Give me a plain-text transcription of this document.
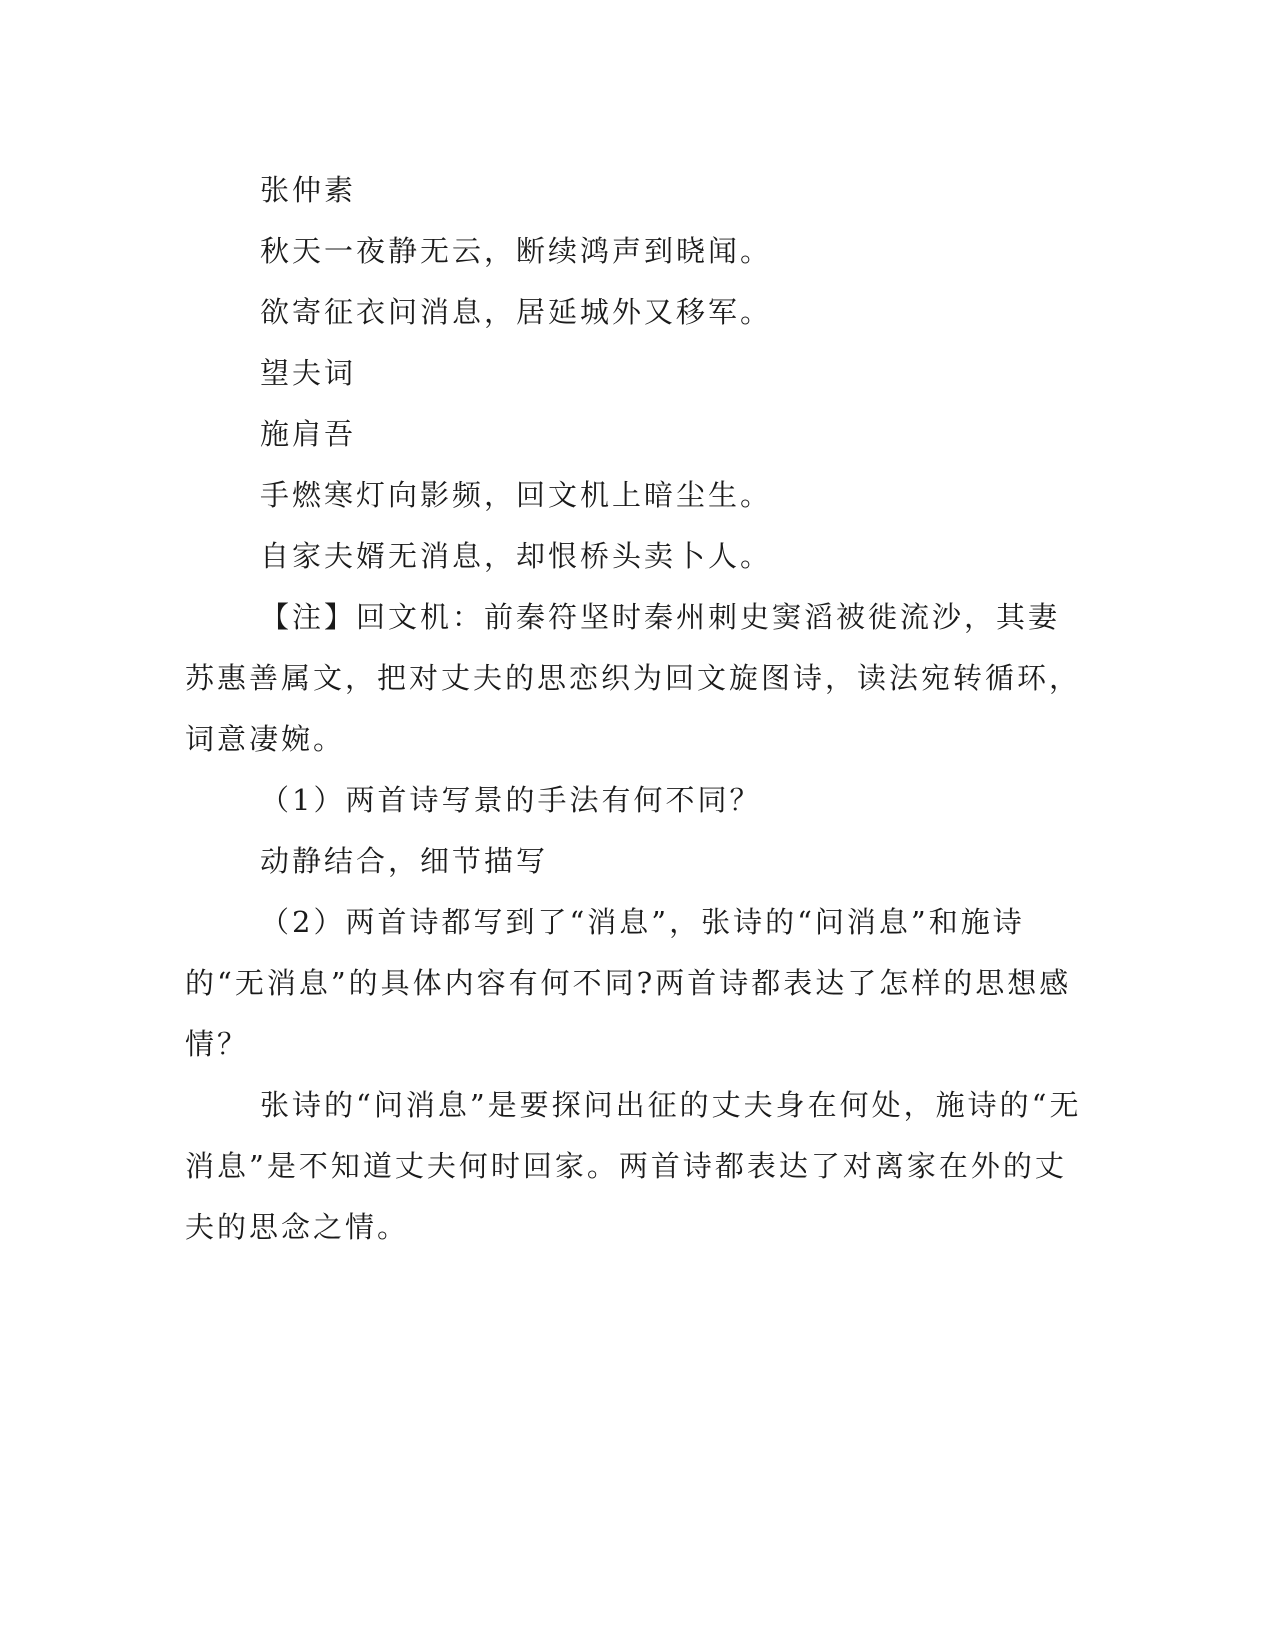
张仲素

秋天一夜静无云，断续鸿声到晓闻。

欲寄征衣问消息，居延城外又移军。

望夫词

施肩吾

手燃寒灯向影频，回文机上暗尘生。

自家夫婿无消息，却恨桥头卖卜人。

【注】回文机：前秦符坚时秦州刺史窦滔被徙流沙，其妻苏惠善属文，把对丈夫的思恋织为回文旋图诗，读法宛转循环，词意凄婉。

（1）两首诗写景的手法有何不同？

动静结合，细节描写

（2）两首诗都写到了“消息”，张诗的“问消息”和施诗的“无消息”的具体内容有何不同?两首诗都表达了怎样的思想感情？

张诗的“问消息”是要探问出征的丈夫身在何处，施诗的“无消息”是不知道丈夫何时回家。两首诗都表达了对离家在外的丈夫的思念之情。
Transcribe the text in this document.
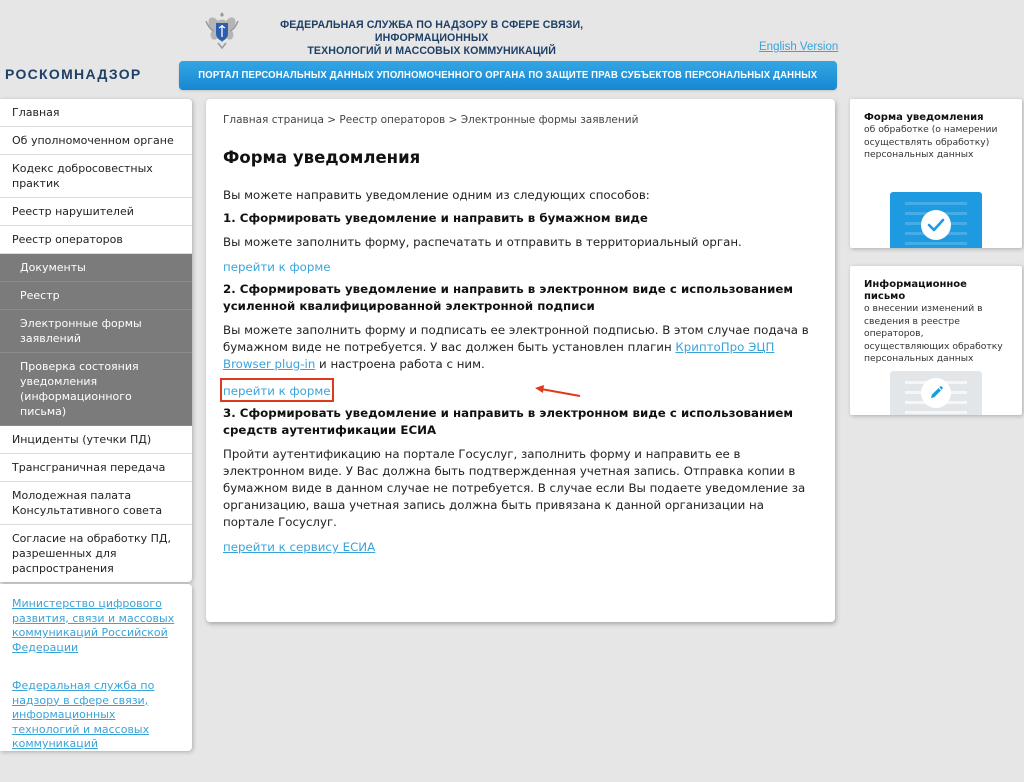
ФЕДЕРАЛЬНАЯ СЛУЖБА ПО НАДЗОРУ В СФЕРЕ СВЯЗИ, ИНФОРМАЦИОННЫХ
ТЕХНОЛОГИЙ И МАССОВЫХ КОММУНИКАЦИЙ	English Version
РОСКОМНАДЗОР	ПОРТАЛ ПЕРСОНАЛЬНЫХ ДАННЫХ УПОЛНОМОЧЕННОГО ОРГАНА ПО ЗАЩИТЕ ПРАВ СУБЪЕКТОВ ПЕРСОНАЛЬНЫХ ДАННЫХ
Главная
Об уполномоченном органе
Кодекс добросовестных практик
Реестр нарушителей
Реестр операторов
Документы
Реестр
Электронные формы заявлений
Проверка состояния уведомления (информационного письма)
Инциденты (утечки ПД)
Трансграничная передача
Молодежная палата Консультативного совета
Согласие на обработку ПД, разрешенных для распространения
Министерство цифрового развития, связи и массовых коммуникаций Российской Федерации
Федеральная служба по надзору в сфере связи, информационных технологий и массовых коммуникаций
Главная страница > Реестр операторов > Электронные формы заявлений
Форма уведомления

Вы можете направить уведомление одним из следующих способов:

1. Сформировать уведомление и направить в бумажном виде

Вы можете заполнить форму, распечатать и отправить в территориальный орган.

перейти к форме

2. Сформировать уведомление и направить в электронном виде с использованием усиленной квалифицированной электронной подписи

Вы можете заполнить форму и подписать ее электронной подписью. В этом случае подача в бумажном виде не потребуется. У вас должен быть установлен плагин КриптоПро ЭЦП Browser plug-in и настроена работа с ним.

перейти к форме

3. Сформировать уведомление и направить в электронном виде с использованием средств аутентификации ЕСИА

Пройти аутентификацию на портале Госуслуг, заполнить форму и направить ее в электронном виде. У Вас должна быть подтвержденная учетная запись. Отправка копии в бумажном виде в данном случае не потребуется. В случае если Вы подаете уведомление за организацию, ваша учетная запись должна быть привязана к данной организации на портале Госуслуг.

перейти к сервису ЕСИА
Форма уведомления
об обработке (о намерении осуществлять обработку) персональных данных
Информационное письмо
о внесении изменений в сведения в реестре операторов, осуществляющих обработку персональных данных
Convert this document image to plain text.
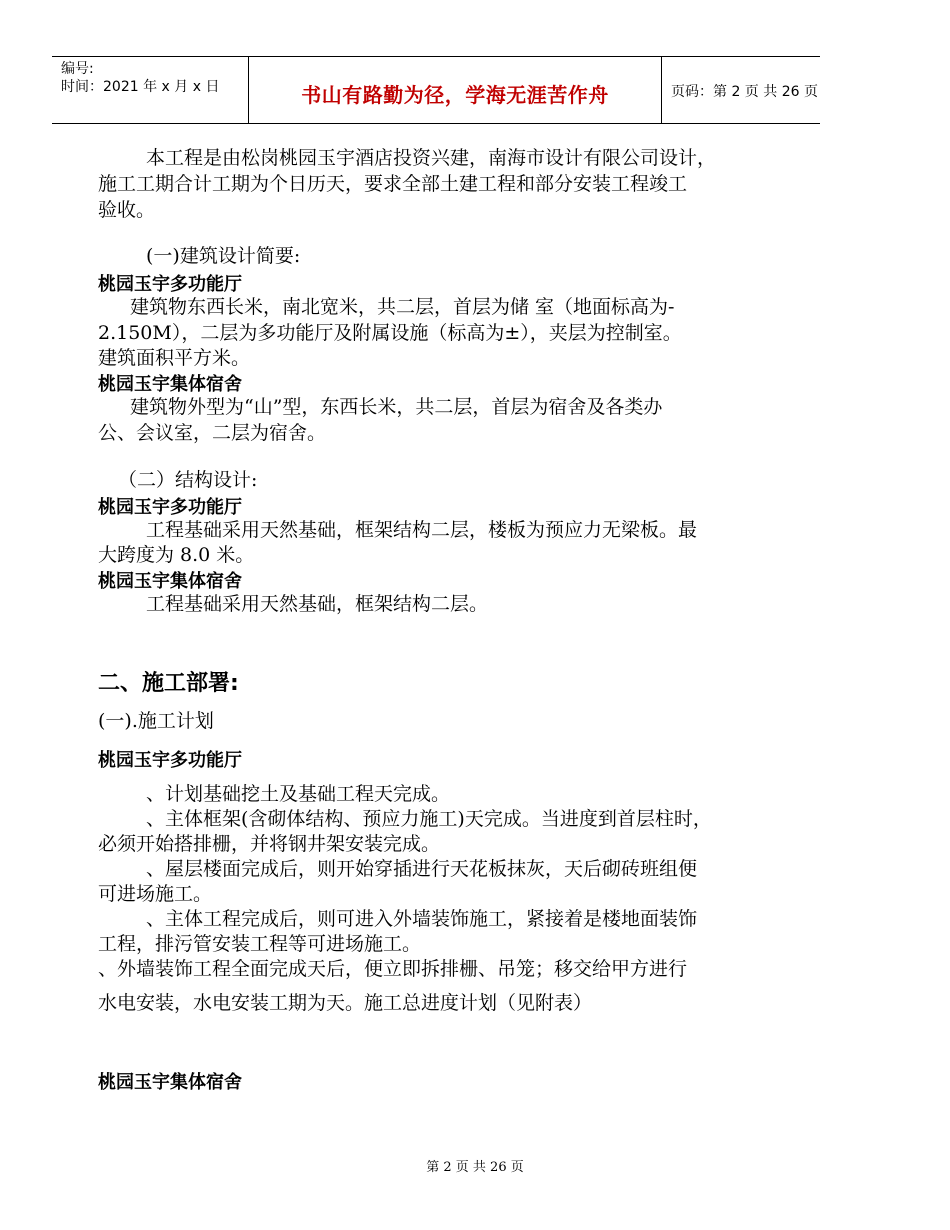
编号:
时间：2021 年 x 月 x 日	书山有路勤为径，学海无涯苦作舟	页码：第 2 页 共 26 页
本工程是由松岗桃园玉宇酒店投资兴建，南海市设计有限公司设计，
施工工期合计工期为个日历天，要求全部土建工程和部分安装工程竣工
验收。
(一)建筑设计简要:
桃园玉宇多功能厅
建筑物东西长米，南北宽米，共二层，首层为储 室（地面标高为-
2.150M），二层为多功能厅及附属设施（标高为±），夹层为控制室。
建筑面积平方米。
桃园玉宇集体宿舍
建筑物外型为“山”型，东西长米，共二层，首层为宿舍及各类办
公、会议室，二层为宿舍。
（二）结构设计:
桃园玉宇多功能厅
工程基础采用天然基础，框架结构二层，楼板为预应力无梁板。最
大跨度为 8.0 米。
桃园玉宇集体宿舍
工程基础采用天然基础，框架结构二层。
二、施工部署:
(一).施工计划
桃园玉宇多功能厅
、计划基础挖土及基础工程天完成。
、主体框架(含砌体结构、预应力施工)天完成。当进度到首层柱时，
必须开始搭排栅，并将钢井架安装完成。
、屋层楼面完成后，则开始穿插进行天花板抹灰，天后砌砖班组便
可进场施工。
、主体工程完成后，则可进入外墙装饰施工，紧接着是楼地面装饰
工程，排污管安装工程等可进场施工。
、外墙装饰工程全面完成天后，便立即拆排栅、吊笼；移交给甲方进行
水电安装，水电安装工期为天。施工总进度计划（见附表）
桃园玉宇集体宿舍
第 2 页 共 26 页
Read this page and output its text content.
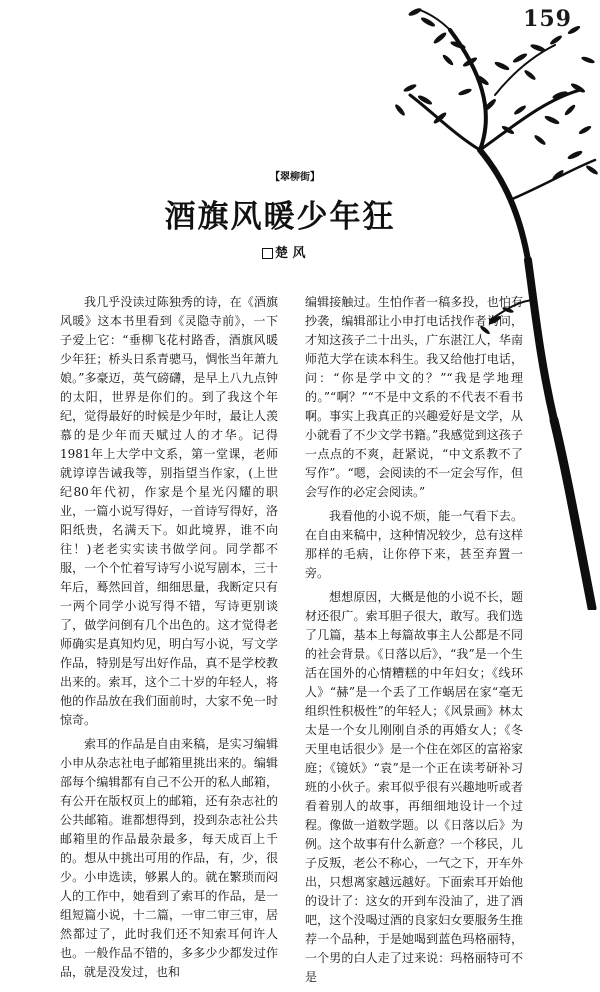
159
【翠柳街】
酒旗风暖少年狂
楚 风

我几乎没读过陈独秀的诗，在《酒旗风暖》这本书里看到《灵隐寺前》，一下子爱上它：“垂柳飞花村路香，酒旗风暖少年狂；桥头日系青骢马，惆怅当年萧九娘。”多豪迈，英气磅礴，是早上八九点钟的太阳，世界是你们的。到了我这个年纪，觉得最好的时候是少年时，最让人羡慕的是少年而天赋过人的才华。记得1981年上大学中文系，第一堂课，老师就谆谆告诫我等，别指望当作家，(上世纪80年代初，作家是个星光闪耀的职业，一篇小说写得好，一首诗写得好，洛阳纸贵，名满天下。如此境界，谁不向往！)老老实实读书做学问。同学都不服，一个个忙着写诗写小说写剧本，三十年后，蓦然回首，细细思量，我断定只有一两个同学小说写得不错，写诗更别谈了，做学问倒有几个出色的。这才觉得老师确实是真知灼见，明白写小说，写文学作品，特别是写出好作品，真不是学校教出来的。索耳，这个二十岁的年轻人，将他的作品放在我们面前时，大家不免一时惊奇。

索耳的作品是自由来稿，是实习编辑小申从杂志社电子邮箱里挑出来的。编辑部每个编辑都有自己不公开的私人邮箱，有公开在版权页上的邮箱，还有杂志社的公共邮箱。谁都想得到，投到杂志社公共邮箱里的作品最杂最多，每天成百上千的。想从中挑出可用的作品，有，少，很少。小申选读，够累人的。就在繁琐而闷人的工作中，她看到了索耳的作品，是一组短篇小说，十二篇，一审二审三审，居然都过了，此时我们还不知索耳何许人也。一般作品不错的，多多少少都发过作品，就是没发过，也和

编辑接触过。生怕作者一稿多投，也怕有抄袭，编辑部让小申打电话找作者询问，才知这孩子二十出头，广东湛江人，华南师范大学在读本科生。我又给他打电话，问：“你是学中文的？”“我是学地理的。”“啊？”“不是中文系的不代表不看书啊。事实上我真正的兴趣爱好是文学，从小就看了不少文学书籍。”我感觉到这孩子一点点的不爽，赶紧说，“中文系教不了写作”。“嗯，会阅读的不一定会写作，但会写作的必定会阅读。”

我看他的小说不烦，能一气看下去。在自由来稿中，这种情况较少，总有这样那样的毛病，让你停下来，甚至弃置一旁。

想想原因，大概是他的小说不长，题材还很广。索耳胆子很大，敢写。我们选了几篇，基本上每篇故事主人公都是不同的社会背景。《日落以后》，“我”是一个生活在国外的心情糟糕的中年妇女；《线环人》“赫”是一个丢了工作蜗居在家“毫无组织性积极性”的年轻人；《风景画》林太太是一个女儿刚刚自杀的再婚女人；《冬天里电话很少》是一个住在郊区的富裕家庭；《镜妖》“袁”是一个正在读考研补习班的小伙子。索耳似乎很有兴趣地听或者看着别人的故事，再细细地设计一个过程。像做一道数学题。以《日落以后》为例。这个故事有什么新意？一个移民，儿子反叛，老公不称心，一气之下，开车外出，只想离家越远越好。下面索耳开始他的设计了：这女的开到车没油了，进了酒吧，这个没喝过酒的良家妇女要服务生推荐一个品种，于是她喝到蓝色玛格丽特，一个男的白人走了过来说：玛格丽特可不是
#####
**What you are asked to do**: Would you mind returning each entry above word for word, skipping the images?

**Reply**:
Give me a plain-text transcription of this document.
张仲素

秋天一夜静无云，断续鸿声到晓闻。

欲寄征衣问消息，居延城外又移军。

望夫词

施肩吾

手燃寒灯向影频，回文机上暗尘生。

自家夫婿无消息，却恨桥头卖卜人。

【注】回文机：前秦符坚时秦州刺史窦滔被徙流沙，其妻苏惠善属文，把对丈夫的思恋织为回文旋图诗，读法宛转循环，词意凄婉。

（1）两首诗写景的手法有何不同？

动静结合，细节描写

（2）两首诗都写到了“消息”，张诗的“问消息”和施诗的“无消息”的具体内容有何不同?两首诗都表达了怎样的思想感情？

张诗的“问消息”是要探问出征的丈夫身在何处，施诗的“无消息”是不知道丈夫何时回家。两首诗都表达了对离家在外的丈夫的思念之情。
Transcribe the text in this document.
ФЕДЕРАЛЬНАЯ СЛУЖБА ПО НАДЗОРУ В СФЕРЕ СВЯЗИ, ИНФОРМАЦИОННЫХ
ТЕХНОЛОГИЙ И МАССОВЫХ КОММУНИКАЦИЙ	English Version
РОСКОМНАДЗОР	ПОРТАЛ ПЕРСОНАЛЬНЫХ ДАННЫХ УПОЛНОМОЧЕННОГО ОРГАНА ПО ЗАЩИТЕ ПРАВ СУБЪЕКТОВ ПЕРСОНАЛЬНЫХ ДАННЫХ
Главная
Об уполномоченном органе
Кодекс добросовестных практик
Реестр нарушителей
Реестр операторов
Документы
Реестр
Электронные формы заявлений
Проверка состояния уведомления (информационного письма)
Инциденты (утечки ПД)
Трансграничная передача
Молодежная палата Консультативного совета
Согласие на обработку ПД, разрешенных для распространения
Министерство цифрового развития, связи и массовых коммуникаций Российской Федерации
Федеральная служба по надзору в сфере связи, информационных технологий и массовых коммуникаций
Главная страница > Реестр операторов > Электронные формы заявлений
Форма уведомления

Вы можете направить уведомление одним из следующих способов:

1. Сформировать уведомление и направить в бумажном виде

Вы можете заполнить форму, распечатать и отправить в территориальный орган.

перейти к форме

2. Сформировать уведомление и направить в электронном виде с использованием усиленной квалифицированной электронной подписи

Вы можете заполнить форму и подписать ее электронной подписью. В этом случае подача в бумажном виде не потребуется. У вас должен быть установлен плагин КриптоПро ЭЦП Browser plug-in и настроена работа с ним.

перейти к форме

3. Сформировать уведомление и направить в электронном виде с использованием средств аутентификации ЕСИА

Пройти аутентификацию на портале Госуслуг, заполнить форму и направить ее в электронном виде. У Вас должна быть подтвержденная учетная запись. Отправка копии в бумажном виде в данном случае не потребуется. В случае если Вы подаете уведомление за организацию, ваша учетная запись должна быть привязана к данной организации на портале Госуслуг.

перейти к сервису ЕСИА
Форма уведомления
об обработке (о намерении осуществлять обработку) персональных данных
Информационное письмо
о внесении изменений в сведения в реестре операторов, осуществляющих обработку персональных данных
Convert this document image to plain text.
编号:
时间：2021 年 x 月 x 日	书山有路勤为径，学海无涯苦作舟	页码：第 2 页 共 26 页
本工程是由松岗桃园玉宇酒店投资兴建，南海市设计有限公司设计，
施工工期合计工期为个日历天，要求全部土建工程和部分安装工程竣工
验收。
(一)建筑设计简要:
桃园玉宇多功能厅
建筑物东西长米，南北宽米，共二层，首层为储 室（地面标高为-
2.150M），二层为多功能厅及附属设施（标高为±），夹层为控制室。
建筑面积平方米。
桃园玉宇集体宿舍
建筑物外型为“山”型，东西长米，共二层，首层为宿舍及各类办
公、会议室，二层为宿舍。
（二）结构设计:
桃园玉宇多功能厅
工程基础采用天然基础，框架结构二层，楼板为预应力无梁板。最
大跨度为 8.0 米。
桃园玉宇集体宿舍
工程基础采用天然基础，框架结构二层。
二、施工部署:
(一).施工计划
桃园玉宇多功能厅
、计划基础挖土及基础工程天完成。
、主体框架(含砌体结构、预应力施工)天完成。当进度到首层柱时，
必须开始搭排栅，并将钢井架安装完成。
、屋层楼面完成后，则开始穿插进行天花板抹灰，天后砌砖班组便
可进场施工。
、主体工程完成后，则可进入外墙装饰施工，紧接着是楼地面装饰
工程，排污管安装工程等可进场施工。
、外墙装饰工程全面完成天后，便立即拆排栅、吊笼；移交给甲方进行
水电安装，水电安装工期为天。施工总进度计划（见附表）
桃园玉宇集体宿舍
第 2 页 共 26 页
Read this page and output its text content.
159
【翠柳街】
酒旗风暖少年狂
楚 风

我几乎没读过陈独秀的诗，在《酒旗风暖》这本书里看到《灵隐寺前》，一下子爱上它：“垂柳飞花村路香，酒旗风暖少年狂；桥头日系青骢马，惆怅当年萧九娘。”多豪迈，英气磅礴，是早上八九点钟的太阳，世界是你们的。到了我这个年纪，觉得最好的时候是少年时，最让人羡慕的是少年而天赋过人的才华。记得1981年上大学中文系，第一堂课，老师就谆谆告诫我等，别指望当作家，(上世纪80年代初，作家是个星光闪耀的职业，一篇小说写得好，一首诗写得好，洛阳纸贵，名满天下。如此境界，谁不向往！)老老实实读书做学问。同学都不服，一个个忙着写诗写小说写剧本，三十年后，蓦然回首，细细思量，我断定只有一两个同学小说写得不错，写诗更别谈了，做学问倒有几个出色的。这才觉得老师确实是真知灼见，明白写小说，写文学作品，特别是写出好作品，真不是学校教出来的。索耳，这个二十岁的年轻人，将他的作品放在我们面前时，大家不免一时惊奇。

索耳的作品是自由来稿，是实习编辑小申从杂志社电子邮箱里挑出来的。编辑部每个编辑都有自己不公开的私人邮箱，有公开在版权页上的邮箱，还有杂志社的公共邮箱。谁都想得到，投到杂志社公共邮箱里的作品最杂最多，每天成百上千的。想从中挑出可用的作品，有，少，很少。小申选读，够累人的。就在繁琐而闷人的工作中，她看到了索耳的作品，是一组短篇小说，十二篇，一审二审三审，居然都过了，此时我们还不知索耳何许人也。一般作品不错的，多多少少都发过作品，就是没发过，也和

编辑接触过。生怕作者一稿多投，也怕有抄袭，编辑部让小申打电话找作者询问，才知这孩子二十出头，广东湛江人，华南师范大学在读本科生。我又给他打电话，问：“你是学中文的？”“我是学地理的。”“啊？”“不是中文系的不代表不看书啊。事实上我真正的兴趣爱好是文学，从小就看了不少文学书籍。”我感觉到这孩子一点点的不爽，赶紧说，“中文系教不了写作”。“嗯，会阅读的不一定会写作，但会写作的必定会阅读。”

我看他的小说不烦，能一气看下去。在自由来稿中，这种情况较少，总有这样那样的毛病，让你停下来，甚至弃置一旁。

想想原因，大概是他的小说不长，题材还很广。索耳胆子很大，敢写。我们选了几篇，基本上每篇故事主人公都是不同的社会背景。《日落以后》，“我”是一个生活在国外的心情糟糕的中年妇女；《线环人》“赫”是一个丢了工作蜗居在家“毫无组织性积极性”的年轻人；《风景画》林太太是一个女儿刚刚自杀的再婚女人；《冬天里电话很少》是一个住在郊区的富裕家庭；《镜妖》“袁”是一个正在读考研补习班的小伙子。索耳似乎很有兴趣地听或者看着别人的故事，再细细地设计一个过程。像做一道数学题。以《日落以后》为例。这个故事有什么新意？一个移民，儿子反叛，老公不称心，一气之下，开车外出，只想离家越远越好。下面索耳开始他的设计了：这女的开到车没油了，进了酒吧，这个没喝过酒的良家妇女要服务生推荐一个品种，于是她喝到蓝色玛格丽特，一个男的白人走了过来说：玛格丽特可不是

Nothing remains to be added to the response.